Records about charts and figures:

[START]

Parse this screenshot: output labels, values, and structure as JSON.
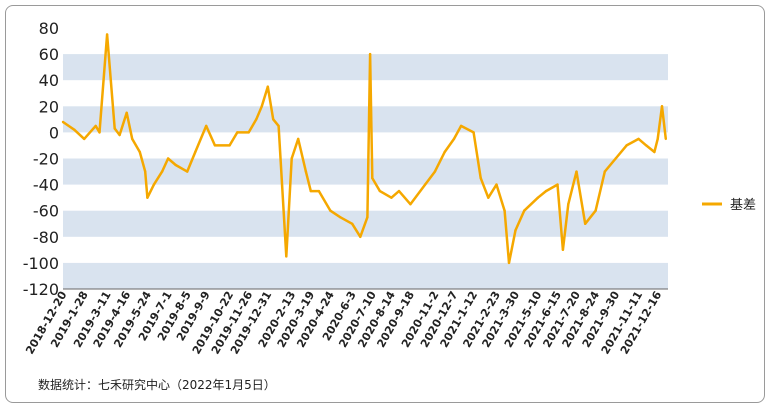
{
  "source_note": "数据统计：七禾研究中心（2022年1月5日）",
  "chart_data": {
    "type": "line",
    "title": "",
    "xlabel": "",
    "ylabel": "",
    "ylim": [
      -120,
      80
    ],
    "yticks": [
      80,
      60,
      40,
      20,
      0,
      -20,
      -40,
      -60,
      -80,
      -100,
      -120
    ],
    "grid": "alternating horizontal bands",
    "legend_position": "right",
    "colors": {
      "series": "#F5A800",
      "band": "#D9E3EF"
    },
    "x_tick_labels": [
      "2018-12-20",
      "2019-1-28",
      "2019-3-11",
      "2019-4-16",
      "2019-5-24",
      "2019-7-1",
      "2019-8-5",
      "2019-9-9",
      "2019-10-22",
      "2019-11-26",
      "2019-12-31",
      "2020-2-13",
      "2020-3-19",
      "2020-4-24",
      "2020-6-3",
      "2020-7-10",
      "2020-8-14",
      "2020-9-18",
      "2020-11-2",
      "2020-12-7",
      "2021-1-12",
      "2021-2-23",
      "2021-3-30",
      "2021-5-10",
      "2021-6-15",
      "2021-7-20",
      "2021-8-24",
      "2021-9-30",
      "2021-11-11",
      "2021-12-16"
    ],
    "series": [
      {
        "name": "基差",
        "x": [
          "2018-12-20",
          "2019-1-10",
          "2019-1-28",
          "2019-2-18",
          "2019-2-25",
          "2019-3-11",
          "2019-3-25",
          "2019-4-3",
          "2019-4-16",
          "2019-4-26",
          "2019-5-10",
          "2019-5-20",
          "2019-5-24",
          "2019-6-5",
          "2019-6-20",
          "2019-7-1",
          "2019-7-15",
          "2019-8-5",
          "2019-8-20",
          "2019-9-9",
          "2019-9-25",
          "2019-10-22",
          "2019-11-5",
          "2019-11-26",
          "2019-12-10",
          "2019-12-20",
          "2019-12-31",
          "2020-1-10",
          "2020-1-20",
          "2020-2-3",
          "2020-2-13",
          "2020-2-25",
          "2020-3-10",
          "2020-3-19",
          "2020-4-3",
          "2020-4-24",
          "2020-5-12",
          "2020-6-3",
          "2020-6-18",
          "2020-7-1",
          "2020-7-6",
          "2020-7-10",
          "2020-7-24",
          "2020-8-14",
          "2020-8-28",
          "2020-9-18",
          "2020-10-15",
          "2020-11-2",
          "2020-11-20",
          "2020-12-7",
          "2020-12-20",
          "2021-1-12",
          "2021-1-25",
          "2021-2-8",
          "2021-2-23",
          "2021-3-10",
          "2021-3-18",
          "2021-3-30",
          "2021-4-15",
          "2021-5-10",
          "2021-5-25",
          "2021-6-15",
          "2021-6-25",
          "2021-7-5",
          "2021-7-20",
          "2021-8-5",
          "2021-8-24",
          "2021-9-10",
          "2021-9-30",
          "2021-10-20",
          "2021-11-11",
          "2021-11-25",
          "2021-12-10",
          "2021-12-16",
          "2021-12-24",
          "2021-12-31"
        ],
        "values": [
          8,
          2,
          -5,
          5,
          0,
          75,
          3,
          -2,
          15,
          -5,
          -15,
          -30,
          -50,
          -40,
          -30,
          -20,
          -25,
          -30,
          -15,
          5,
          -10,
          -10,
          0,
          0,
          10,
          20,
          35,
          10,
          5,
          -95,
          -20,
          -5,
          -30,
          -45,
          -45,
          -60,
          -65,
          -70,
          -80,
          -65,
          60,
          -35,
          -45,
          -50,
          -45,
          -55,
          -40,
          -30,
          -15,
          -5,
          5,
          0,
          -35,
          -50,
          -40,
          -60,
          -100,
          -75,
          -60,
          -50,
          -45,
          -40,
          -90,
          -55,
          -30,
          -70,
          -60,
          -30,
          -20,
          -10,
          -5,
          -10,
          -15,
          -5,
          20,
          -5
        ]
      }
    ]
  }
}
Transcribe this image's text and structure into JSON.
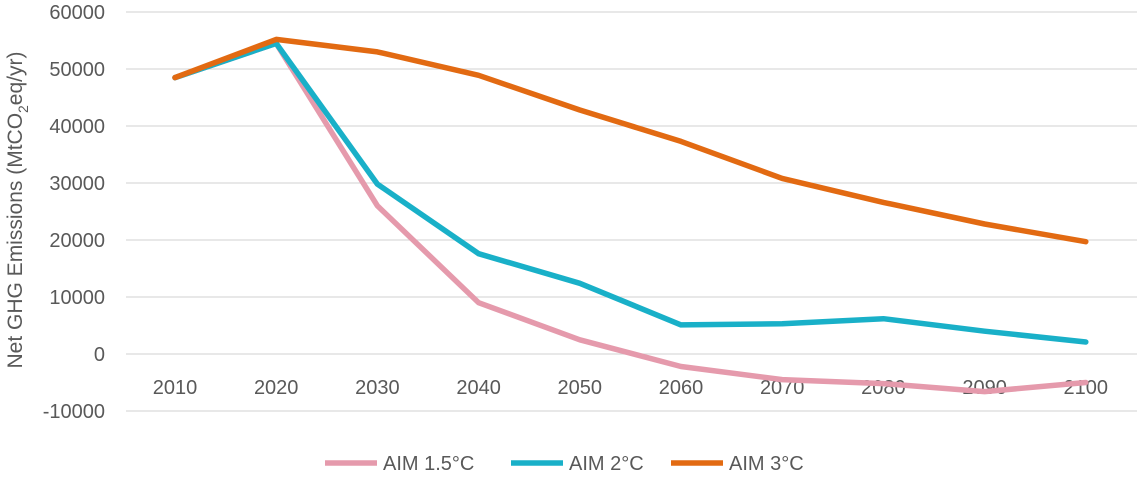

[END]

• **THE TASK**
Looking at the records above, tally the lines holding "this" and reply with that number only.

• **EXERCISE RESPONSE**
2